** Start **
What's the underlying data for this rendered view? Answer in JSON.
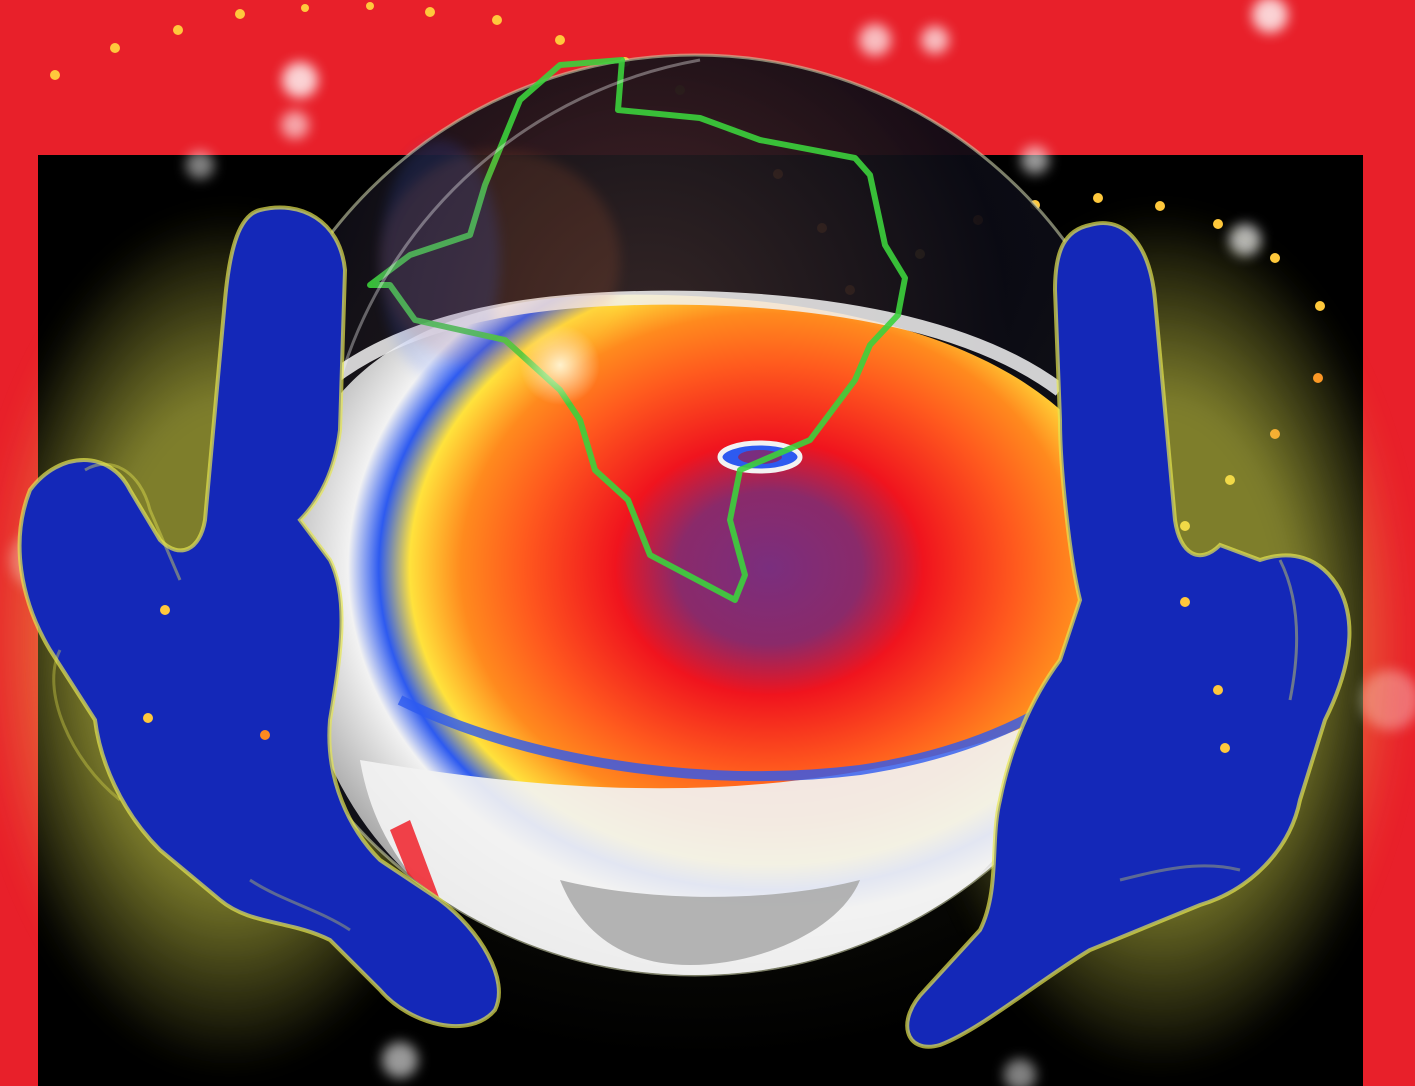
{
  "image": {
    "subject": "crystal-ball-with-hurricane",
    "colors": {
      "banner_red": "#E8202A",
      "space_black": "#000000",
      "hand_blue": "#1428B8",
      "hand_glow": "#E6E650",
      "storm_red": "#F0141E",
      "storm_orange": "#FF8A1E",
      "storm_yellow": "#FFE23C",
      "storm_blue": "#2D5AF0",
      "cloud_white": "#F2F2F2",
      "cloud_gray": "#A8A8A8",
      "eye_purple": "#7A2E7E",
      "border_line_green": "#3CD23C",
      "star_gold": "#FFC83C"
    }
  }
}
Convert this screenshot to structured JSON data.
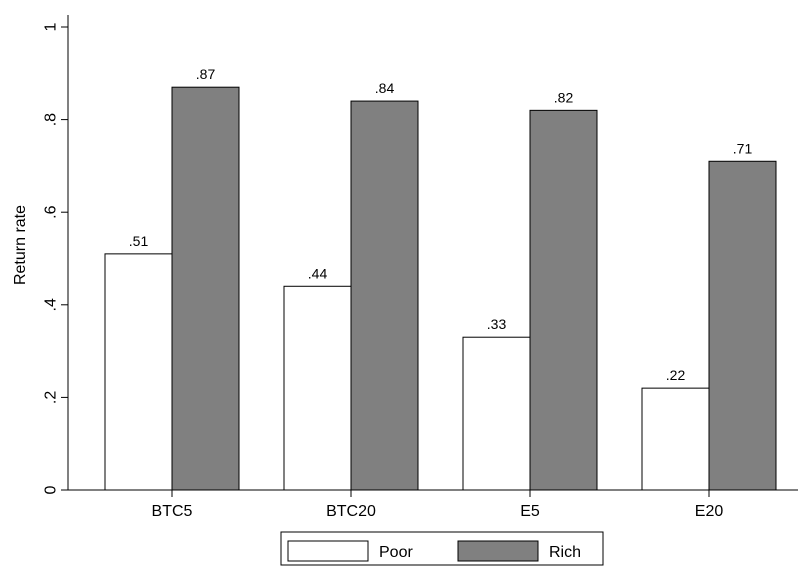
{
  "chart_data": {
    "type": "bar",
    "categories": [
      "BTC5",
      "BTC20",
      "E5",
      "E20"
    ],
    "series": [
      {
        "name": "Poor",
        "values": [
          0.51,
          0.44,
          0.33,
          0.22
        ],
        "labels": [
          ".51",
          ".44",
          ".33",
          ".22"
        ],
        "color": "#ffffff"
      },
      {
        "name": "Rich",
        "values": [
          0.87,
          0.84,
          0.82,
          0.71
        ],
        "labels": [
          ".87",
          ".84",
          ".82",
          ".71"
        ],
        "color": "#808080"
      }
    ],
    "title": "",
    "xlabel": "",
    "ylabel": "Return rate",
    "ylim": [
      0,
      1
    ],
    "yticks": [
      0,
      0.2,
      0.4,
      0.6,
      0.8,
      1
    ],
    "ytick_labels": [
      "0",
      ".2",
      ".4",
      ".6",
      ".8",
      "1"
    ],
    "grid": false,
    "legend_position": "bottom"
  }
}
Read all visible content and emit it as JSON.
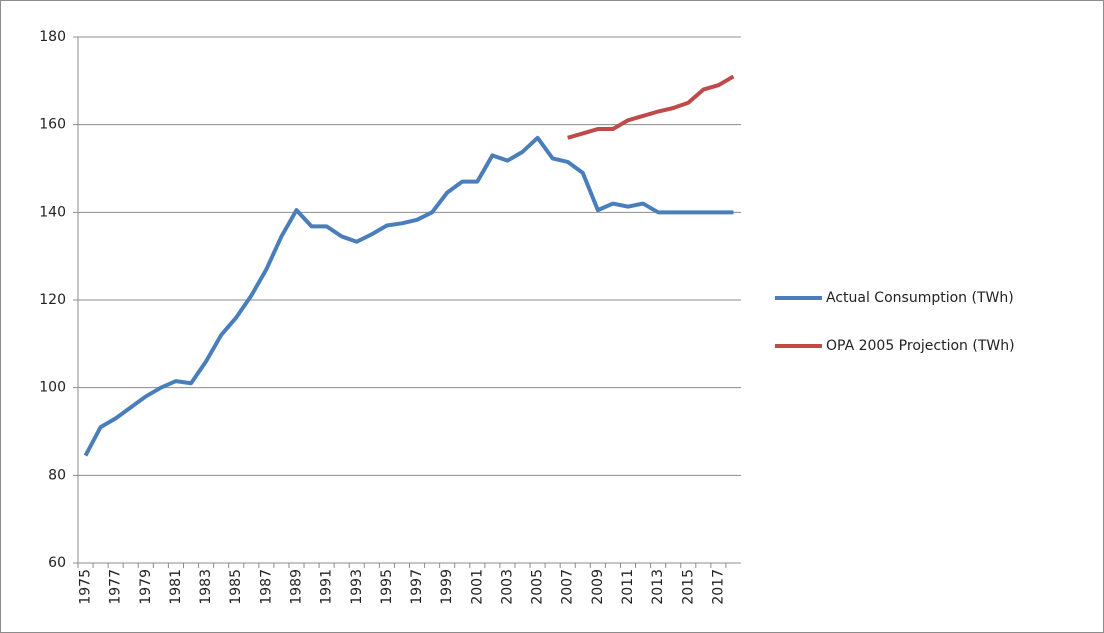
{
  "chart_data": {
    "type": "line",
    "categories": [
      "1975",
      null,
      "1977",
      null,
      "1979",
      null,
      "1981",
      null,
      "1983",
      null,
      "1985",
      null,
      "1987",
      null,
      "1989",
      null,
      "1991",
      null,
      "1993",
      null,
      "1995",
      null,
      "1997",
      null,
      "1999",
      null,
      "2001",
      null,
      "2003",
      null,
      "2005",
      null,
      "2007",
      null,
      "2009",
      null,
      "2011",
      null,
      "2013",
      null,
      "2015",
      null,
      "2017",
      null
    ],
    "series": [
      {
        "name": "Actual Consumption (TWh)",
        "color": "#4a7ebb",
        "values": [
          84.5,
          91,
          93,
          95.5,
          98,
          100,
          101.5,
          101,
          106,
          112,
          116,
          121,
          127,
          134.5,
          140.5,
          136.8,
          136.8,
          134.5,
          133.3,
          135,
          137,
          137.5,
          138.3,
          140,
          144.5,
          147,
          147,
          153,
          151.8,
          153.8,
          157,
          152.3,
          151.5,
          149,
          140.5,
          142,
          141.3,
          142,
          140,
          140,
          140,
          140,
          140,
          140
        ]
      },
      {
        "name": "OPA 2005 Projection (TWh)",
        "color": "#be4b48",
        "values": [
          null,
          null,
          null,
          null,
          null,
          null,
          null,
          null,
          null,
          null,
          null,
          null,
          null,
          null,
          null,
          null,
          null,
          null,
          null,
          null,
          null,
          null,
          null,
          null,
          null,
          null,
          null,
          null,
          null,
          null,
          null,
          null,
          157,
          158,
          159,
          159,
          161,
          162,
          163,
          163.8,
          165,
          168,
          169,
          171
        ]
      }
    ],
    "ylim": [
      60,
      180
    ],
    "yticks": [
      60,
      80,
      100,
      120,
      140,
      160,
      180
    ],
    "grid": true,
    "legend": "right"
  }
}
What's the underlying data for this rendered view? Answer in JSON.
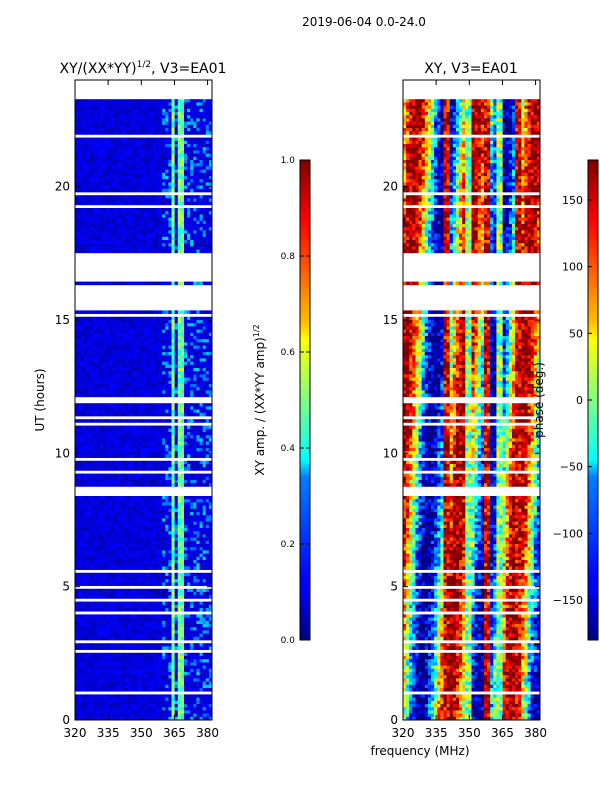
{
  "figure": {
    "suptitle": "2019-06-04 0.0-24.0",
    "xlabel": "frequency (MHz)",
    "ylabel": "UT (hours)"
  },
  "chart_data": [
    {
      "type": "heatmap",
      "panel": "amp",
      "title_main": "XY/(XX*YY)",
      "title_sup": "1/2",
      "title_tail": ", V3=EA01",
      "xlim": [
        320,
        382
      ],
      "ylim": [
        0,
        24
      ],
      "x_ticks": [
        320,
        335,
        350,
        365,
        380
      ],
      "y_ticks": [
        0,
        5,
        10,
        15,
        20
      ],
      "flagged_hour_bands": [
        [
          16.4,
          17.5
        ],
        [
          15.35,
          16.2
        ],
        [
          8.45,
          8.8
        ]
      ],
      "bright_channel_bands_mhz": [
        [
          363,
          365.5
        ],
        [
          366.5,
          370
        ]
      ],
      "colorbar": {
        "label_main": "XY amp. / (XX*YY amp)",
        "label_sup": "1/2",
        "min": 0.0,
        "max": 1.0,
        "ticks": [
          "0.0",
          "0.2",
          "0.4",
          "0.6",
          "0.8",
          "1.0"
        ],
        "colormap": "jet"
      }
    },
    {
      "type": "heatmap",
      "panel": "phase",
      "title_main": "XY, V3=EA01",
      "xlim": [
        320,
        382
      ],
      "ylim": [
        0,
        24
      ],
      "x_ticks": [
        320,
        335,
        350,
        365,
        380
      ],
      "y_ticks": [
        0,
        5,
        10,
        15,
        20
      ],
      "flagged_hour_bands": [
        [
          16.4,
          17.5
        ],
        [
          15.35,
          16.2
        ],
        [
          8.45,
          8.8
        ]
      ],
      "stripe_channels_mhz": [
        340,
        350,
        358,
        364,
        372
      ],
      "colorbar": {
        "label": "phase (deg.)",
        "min": -180,
        "max": 180,
        "ticks": [
          "−150",
          "−100",
          "−50",
          "0",
          "50",
          "100",
          "150"
        ],
        "tick_values": [
          -150,
          -100,
          -50,
          0,
          50,
          100,
          150
        ],
        "colormap": "jet"
      }
    }
  ],
  "colors": {
    "jet_dark_blue": "#00007f",
    "jet_blue": "#0000ff",
    "jet_cyan": "#00ffff",
    "jet_yellow": "#ffff00",
    "jet_red": "#ff0000",
    "jet_dark_red": "#7f0000"
  }
}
** End **
TO BE DONE: Reproduce all of the material exactly, apart from the pictures.

RESULT:
What's the underlying data for this rendered view? Answer in JSON.
{
  "image": {
    "subject": "crystal-ball-with-hurricane",
    "colors": {
      "banner_red": "#E8202A",
      "space_black": "#000000",
      "hand_blue": "#1428B8",
      "hand_glow": "#E6E650",
      "storm_red": "#F0141E",
      "storm_orange": "#FF8A1E",
      "storm_yellow": "#FFE23C",
      "storm_blue": "#2D5AF0",
      "cloud_white": "#F2F2F2",
      "cloud_gray": "#A8A8A8",
      "eye_purple": "#7A2E7E",
      "border_line_green": "#3CD23C",
      "star_gold": "#FFC83C"
    }
  }
}
Convert this screenshot to structured JSON data.
{
  "chart_data": {
    "type": "bar",
    "categories": [
      "BTC5",
      "BTC20",
      "E5",
      "E20"
    ],
    "series": [
      {
        "name": "Poor",
        "values": [
          0.51,
          0.44,
          0.33,
          0.22
        ],
        "labels": [
          ".51",
          ".44",
          ".33",
          ".22"
        ],
        "color": "#ffffff"
      },
      {
        "name": "Rich",
        "values": [
          0.87,
          0.84,
          0.82,
          0.71
        ],
        "labels": [
          ".87",
          ".84",
          ".82",
          ".71"
        ],
        "color": "#808080"
      }
    ],
    "title": "",
    "xlabel": "",
    "ylabel": "Return rate",
    "ylim": [
      0,
      1
    ],
    "yticks": [
      0,
      0.2,
      0.4,
      0.6,
      0.8,
      1
    ],
    "ytick_labels": [
      "0",
      ".2",
      ".4",
      ".6",
      ".8",
      "1"
    ],
    "grid": false,
    "legend_position": "bottom"
  }
}
Read all visible content and emit it as JSON.
{
  "chart_data": {
    "type": "line",
    "categories": [
      "1975",
      null,
      "1977",
      null,
      "1979",
      null,
      "1981",
      null,
      "1983",
      null,
      "1985",
      null,
      "1987",
      null,
      "1989",
      null,
      "1991",
      null,
      "1993",
      null,
      "1995",
      null,
      "1997",
      null,
      "1999",
      null,
      "2001",
      null,
      "2003",
      null,
      "2005",
      null,
      "2007",
      null,
      "2009",
      null,
      "2011",
      null,
      "2013",
      null,
      "2015",
      null,
      "2017",
      null
    ],
    "series": [
      {
        "name": "Actual Consumption (TWh)",
        "color": "#4a7ebb",
        "values": [
          84.5,
          91,
          93,
          95.5,
          98,
          100,
          101.5,
          101,
          106,
          112,
          116,
          121,
          127,
          134.5,
          140.5,
          136.8,
          136.8,
          134.5,
          133.3,
          135,
          137,
          137.5,
          138.3,
          140,
          144.5,
          147,
          147,
          153,
          151.8,
          153.8,
          157,
          152.3,
          151.5,
          149,
          140.5,
          142,
          141.3,
          142,
          140,
          140,
          140,
          140,
          140,
          140
        ]
      },
      {
        "name": "OPA 2005 Projection (TWh)",
        "color": "#be4b48",
        "values": [
          null,
          null,
          null,
          null,
          null,
          null,
          null,
          null,
          null,
          null,
          null,
          null,
          null,
          null,
          null,
          null,
          null,
          null,
          null,
          null,
          null,
          null,
          null,
          null,
          null,
          null,
          null,
          null,
          null,
          null,
          null,
          null,
          157,
          158,
          159,
          159,
          161,
          162,
          163,
          163.8,
          165,
          168,
          169,
          171
        ]
      }
    ],
    "ylim": [
      60,
      180
    ],
    "yticks": [
      60,
      80,
      100,
      120,
      140,
      160,
      180
    ],
    "grid": true,
    "legend": "right"
  }
}
What's the underlying data for this rendered view? Answer in JSON.
{
  "figure": {
    "suptitle": "2019-06-04 0.0-24.0",
    "xlabel": "frequency (MHz)",
    "ylabel": "UT (hours)"
  },
  "chart_data": [
    {
      "type": "heatmap",
      "panel": "amp",
      "title_main": "XY/(XX*YY)",
      "title_sup": "1/2",
      "title_tail": ", V3=EA01",
      "xlim": [
        320,
        382
      ],
      "ylim": [
        0,
        24
      ],
      "x_ticks": [
        320,
        335,
        350,
        365,
        380
      ],
      "y_ticks": [
        0,
        5,
        10,
        15,
        20
      ],
      "flagged_hour_bands": [
        [
          16.4,
          17.5
        ],
        [
          15.35,
          16.2
        ],
        [
          8.45,
          8.8
        ]
      ],
      "bright_channel_bands_mhz": [
        [
          363,
          365.5
        ],
        [
          366.5,
          370
        ]
      ],
      "colorbar": {
        "label_main": "XY amp. / (XX*YY amp)",
        "label_sup": "1/2",
        "min": 0.0,
        "max": 1.0,
        "ticks": [
          "0.0",
          "0.2",
          "0.4",
          "0.6",
          "0.8",
          "1.0"
        ],
        "colormap": "jet"
      }
    },
    {
      "type": "heatmap",
      "panel": "phase",
      "title_main": "XY, V3=EA01",
      "xlim": [
        320,
        382
      ],
      "ylim": [
        0,
        24
      ],
      "x_ticks": [
        320,
        335,
        350,
        365,
        380
      ],
      "y_ticks": [
        0,
        5,
        10,
        15,
        20
      ],
      "flagged_hour_bands": [
        [
          16.4,
          17.5
        ],
        [
          15.35,
          16.2
        ],
        [
          8.45,
          8.8
        ]
      ],
      "stripe_channels_mhz": [
        340,
        350,
        358,
        364,
        372
      ],
      "colorbar": {
        "label": "phase (deg.)",
        "min": -180,
        "max": 180,
        "ticks": [
          "−150",
          "−100",
          "−50",
          "0",
          "50",
          "100",
          "150"
        ],
        "tick_values": [
          -150,
          -100,
          -50,
          0,
          50,
          100,
          150
        ],
        "colormap": "jet"
      }
    }
  ],
  "colors": {
    "jet_dark_blue": "#00007f",
    "jet_blue": "#0000ff",
    "jet_cyan": "#00ffff",
    "jet_yellow": "#ffff00",
    "jet_red": "#ff0000",
    "jet_dark_red": "#7f0000"
  }
}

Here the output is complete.